[Recorded data]
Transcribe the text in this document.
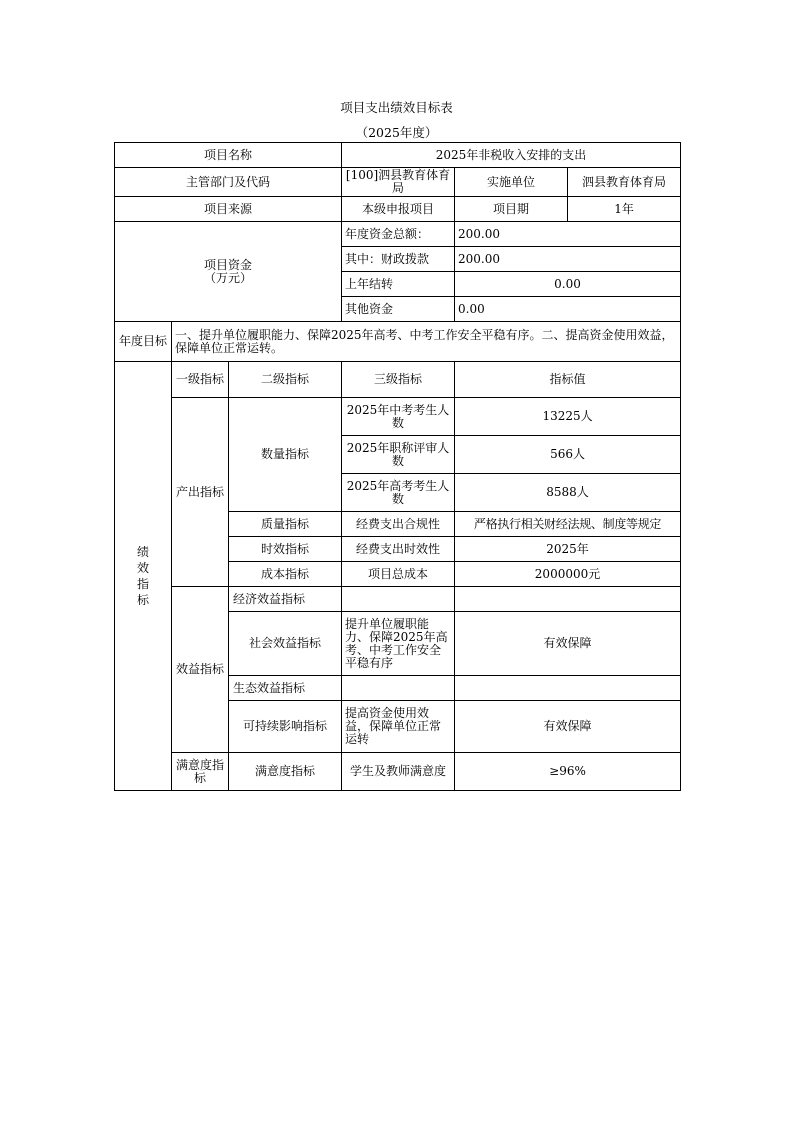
项目支出绩效目标表
（2025年度）
项目名称			2025年非税收入安排的支出		
主管部门及代码			[100]泗县教育体育局	实施单位	泗县教育体育局
项目来源			本级申报项目	项目期	1年

项目资金
（万元）			年度资金总额：	200.00	
			其中：财政拨款	200.00	
			上年结转	0.00	
			其他资金	0.00	
年度目标	一、提升单位履职能力、保障2025年高考、中考工作安全平稳有序。二、提高资金使用效益，保障单位正常运转。				

绩效指标	一级指标	二级指标	三级指标	指标值	
	产出指标	数量指标	2025年中考考生人数	13225人	
			2025年职称评审人数	566人	
			2025年高考考生人数	8588人	
		质量指标	经费支出合规性	严格执行相关财经法规、制度等规定	
		时效指标	经费支出时效性	2025年	
		成本指标	项目总成本	2000000元	
	效益指标	经济效益指标			
		社会效益指标	提升单位履职能力、保障2025年高考、中考工作安全平稳有序	有效保障	
		生态效益指标			
		可持续影响指标	提高资金使用效益，保障单位正常运转	有效保障	
	满意度指标	满意度指标	学生及教师满意度	≥96%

Your goal – Images must not appear in the copy; reproduce everything else in the records verbatim.

Reply –
Transcribe the text in this document.
项目支出绩效目标表
（2025年度）
项目名称			2025年非税收入安排的支出		
主管部门及代码			[100]泗县教育体育局	实施单位	泗县教育体育局
项目来源			本级申报项目	项目期	1年

项目资金
（万元）			年度资金总额：	200.00	
			其中：财政拨款	200.00	
			上年结转	0.00	
			其他资金	0.00	
年度目标	一、提升单位履职能力、保障2025年高考、中考工作安全平稳有序。二、提高资金使用效益，保障单位正常运转。				

绩效指标	一级指标	二级指标	三级指标	指标值	
	产出指标	数量指标	2025年中考考生人数	13225人	
			2025年职称评审人数	566人	
			2025年高考考生人数	8588人	
		质量指标	经费支出合规性	严格执行相关财经法规、制度等规定	
		时效指标	经费支出时效性	2025年	
		成本指标	项目总成本	2000000元	
	效益指标	经济效益指标			
		社会效益指标	提升单位履职能力、保障2025年高考、中考工作安全平稳有序	有效保障	
		生态效益指标			
		可持续影响指标	提高资金使用效益，保障单位正常运转	有效保障	
	满意度指标	满意度指标	学生及教师满意度	≥96%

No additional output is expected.